**What you will do:** Skip the pictures. Transcribe the rest of the data below without changing a word.

**Provided entries:**
================
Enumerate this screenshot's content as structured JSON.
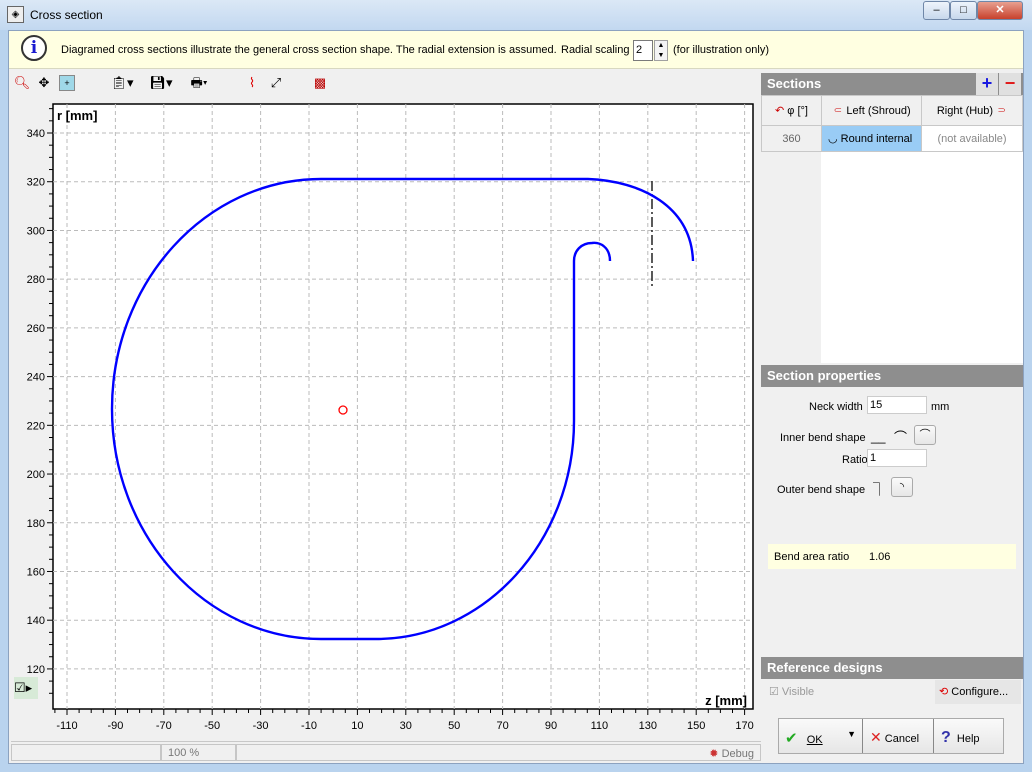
{
  "window": {
    "title": "Cross section",
    "minimize": "–",
    "maximize": "□",
    "close": "✕"
  },
  "info": {
    "text": "Diagramed cross sections illustrate the general cross section shape. The radial extension is assumed.",
    "radial_label": "Radial scaling",
    "radial_value": "2",
    "radial_note": "(for illustration only)"
  },
  "toolbar": {
    "icons": [
      "zoom-icon",
      "pan-icon",
      "fit-icon",
      "export-icon",
      "save-icon",
      "print-icon",
      "open-icon",
      "measure-icon",
      "colors-icon"
    ]
  },
  "plot": {
    "ylabel": "r [mm]",
    "xlabel": "z [mm]",
    "xticks": [
      "-110",
      "-90",
      "-70",
      "-50",
      "-30",
      "-10",
      "10",
      "30",
      "50",
      "70",
      "90",
      "110",
      "130",
      "150",
      "170"
    ],
    "yticks": [
      "340",
      "320",
      "300",
      "280",
      "260",
      "240",
      "220",
      "200",
      "180",
      "160",
      "140",
      "120"
    ],
    "curve_color": "#0000ff",
    "marker_color": "#ff0000"
  },
  "status": {
    "zoom": "100 %",
    "debug": "Debug"
  },
  "sections": {
    "title": "Sections",
    "add": "+",
    "remove": "−",
    "headers": {
      "phi": "φ [°]",
      "left": "Left (Shroud)",
      "right": "Right (Hub)"
    },
    "rows": [
      {
        "phi": "360",
        "left": "Round internal",
        "right": "(not available)"
      }
    ]
  },
  "properties": {
    "title": "Section properties",
    "neck_label": "Neck width",
    "neck_value": "15",
    "neck_unit": "mm",
    "inner_label": "Inner bend shape",
    "ratio_label": "Ratio",
    "ratio_value": "1",
    "outer_label": "Outer bend shape",
    "bend_ratio_label": "Bend area ratio",
    "bend_ratio_value": "1.06"
  },
  "reference": {
    "title": "Reference designs",
    "visible": "Visible",
    "configure": "Configure..."
  },
  "buttons": {
    "ok": "OK",
    "cancel": "Cancel",
    "help": "Help"
  }
}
================
**Answer to the exercise:**
Enumerate this screenshot's content as structured JSON.
{
  "window": {
    "title": "Cross section",
    "minimize": "–",
    "maximize": "□",
    "close": "✕"
  },
  "info": {
    "text": "Diagramed cross sections illustrate the general cross section shape. The radial extension is assumed.",
    "radial_label": "Radial scaling",
    "radial_value": "2",
    "radial_note": "(for illustration only)"
  },
  "toolbar": {
    "icons": [
      "zoom-icon",
      "pan-icon",
      "fit-icon",
      "export-icon",
      "save-icon",
      "print-icon",
      "open-icon",
      "measure-icon",
      "colors-icon"
    ]
  },
  "plot": {
    "ylabel": "r [mm]",
    "xlabel": "z [mm]",
    "xticks": [
      "-110",
      "-90",
      "-70",
      "-50",
      "-30",
      "-10",
      "10",
      "30",
      "50",
      "70",
      "90",
      "110",
      "130",
      "150",
      "170"
    ],
    "yticks": [
      "340",
      "320",
      "300",
      "280",
      "260",
      "240",
      "220",
      "200",
      "180",
      "160",
      "140",
      "120"
    ],
    "curve_color": "#0000ff",
    "marker_color": "#ff0000"
  },
  "status": {
    "zoom": "100 %",
    "debug": "Debug"
  },
  "sections": {
    "title": "Sections",
    "add": "+",
    "remove": "−",
    "headers": {
      "phi": "φ [°]",
      "left": "Left (Shroud)",
      "right": "Right (Hub)"
    },
    "rows": [
      {
        "phi": "360",
        "left": "Round internal",
        "right": "(not available)"
      }
    ]
  },
  "properties": {
    "title": "Section properties",
    "neck_label": "Neck width",
    "neck_value": "15",
    "neck_unit": "mm",
    "inner_label": "Inner bend shape",
    "ratio_label": "Ratio",
    "ratio_value": "1",
    "outer_label": "Outer bend shape",
    "bend_ratio_label": "Bend area ratio",
    "bend_ratio_value": "1.06"
  },
  "reference": {
    "title": "Reference designs",
    "visible": "Visible",
    "configure": "Configure..."
  },
  "buttons": {
    "ok": "OK",
    "cancel": "Cancel",
    "help": "Help"
  }
}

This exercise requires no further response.